- What the task asks -
Print the entire listing. Each line must match the original exactly.

(Dataset excerpt)
# # # # # # #
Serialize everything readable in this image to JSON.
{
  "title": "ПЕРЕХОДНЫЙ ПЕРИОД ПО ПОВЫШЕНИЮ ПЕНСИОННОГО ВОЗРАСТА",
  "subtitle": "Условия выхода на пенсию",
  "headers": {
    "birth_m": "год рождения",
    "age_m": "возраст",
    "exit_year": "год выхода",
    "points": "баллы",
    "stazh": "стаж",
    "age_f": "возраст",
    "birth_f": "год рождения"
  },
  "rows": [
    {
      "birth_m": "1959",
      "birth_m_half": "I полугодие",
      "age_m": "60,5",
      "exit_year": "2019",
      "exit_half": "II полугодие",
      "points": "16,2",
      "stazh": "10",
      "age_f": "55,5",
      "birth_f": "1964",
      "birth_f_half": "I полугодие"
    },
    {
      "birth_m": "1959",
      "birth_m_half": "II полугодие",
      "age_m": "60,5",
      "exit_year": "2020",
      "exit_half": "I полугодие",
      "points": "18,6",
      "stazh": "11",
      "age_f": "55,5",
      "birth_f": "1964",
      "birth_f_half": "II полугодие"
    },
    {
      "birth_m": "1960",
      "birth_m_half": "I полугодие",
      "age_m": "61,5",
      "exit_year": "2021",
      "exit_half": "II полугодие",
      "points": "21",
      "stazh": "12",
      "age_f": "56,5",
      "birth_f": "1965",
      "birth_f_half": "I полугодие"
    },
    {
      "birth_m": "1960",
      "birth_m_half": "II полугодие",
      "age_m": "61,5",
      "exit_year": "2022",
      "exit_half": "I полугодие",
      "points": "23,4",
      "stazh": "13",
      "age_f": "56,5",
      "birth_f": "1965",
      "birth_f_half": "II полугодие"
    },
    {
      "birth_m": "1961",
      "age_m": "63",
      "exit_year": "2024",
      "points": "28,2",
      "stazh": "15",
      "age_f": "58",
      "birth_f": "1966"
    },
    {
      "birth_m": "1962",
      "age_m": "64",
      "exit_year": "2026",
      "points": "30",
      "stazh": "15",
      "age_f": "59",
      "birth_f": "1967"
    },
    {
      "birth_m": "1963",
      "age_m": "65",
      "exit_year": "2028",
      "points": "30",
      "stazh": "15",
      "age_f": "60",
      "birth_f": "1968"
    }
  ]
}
# # # # # # #
- Complete answer -
Serialize everything readable in this image to JSON.
{
  "title": "ПЕРЕХОДНЫЙ ПЕРИОД ПО ПОВЫШЕНИЮ ПЕНСИОННОГО ВОЗРАСТА",
  "subtitle": "Условия выхода на пенсию",
  "headers": {
    "birth_m": "год рождения",
    "age_m": "возраст",
    "exit_year": "год выхода",
    "points": "баллы",
    "stazh": "стаж",
    "age_f": "возраст",
    "birth_f": "год рождения"
  },
  "rows": [
    {
      "birth_m": "1959",
      "birth_m_half": "I полугодие",
      "age_m": "60,5",
      "exit_year": "2019",
      "exit_half": "II полугодие",
      "points": "16,2",
      "stazh": "10",
      "age_f": "55,5",
      "birth_f": "1964",
      "birth_f_half": "I полугодие"
    },
    {
      "birth_m": "1959",
      "birth_m_half": "II полугодие",
      "age_m": "60,5",
      "exit_year": "2020",
      "exit_half": "I полугодие",
      "points": "18,6",
      "stazh": "11",
      "age_f": "55,5",
      "birth_f": "1964",
      "birth_f_half": "II полугодие"
    },
    {
      "birth_m": "1960",
      "birth_m_half": "I полугодие",
      "age_m": "61,5",
      "exit_year": "2021",
      "exit_half": "II полугодие",
      "points": "21",
      "stazh": "12",
      "age_f": "56,5",
      "birth_f": "1965",
      "birth_f_half": "I полугодие"
    },
    {
      "birth_m": "1960",
      "birth_m_half": "II полугодие",
      "age_m": "61,5",
      "exit_year": "2022",
      "exit_half": "I полугодие",
      "points": "23,4",
      "stazh": "13",
      "age_f": "56,5",
      "birth_f": "1965",
      "birth_f_half": "II полугодие"
    },
    {
      "birth_m": "1961",
      "age_m": "63",
      "exit_year": "2024",
      "points": "28,2",
      "stazh": "15",
      "age_f": "58",
      "birth_f": "1966"
    },
    {
      "birth_m": "1962",
      "age_m": "64",
      "exit_year": "2026",
      "points": "30",
      "stazh": "15",
      "age_f": "59",
      "birth_f": "1967"
    },
    {
      "birth_m": "1963",
      "age_m": "65",
      "exit_year": "2028",
      "points": "30",
      "stazh": "15",
      "age_f": "60",
      "birth_f": "1968"
    }
  ]
}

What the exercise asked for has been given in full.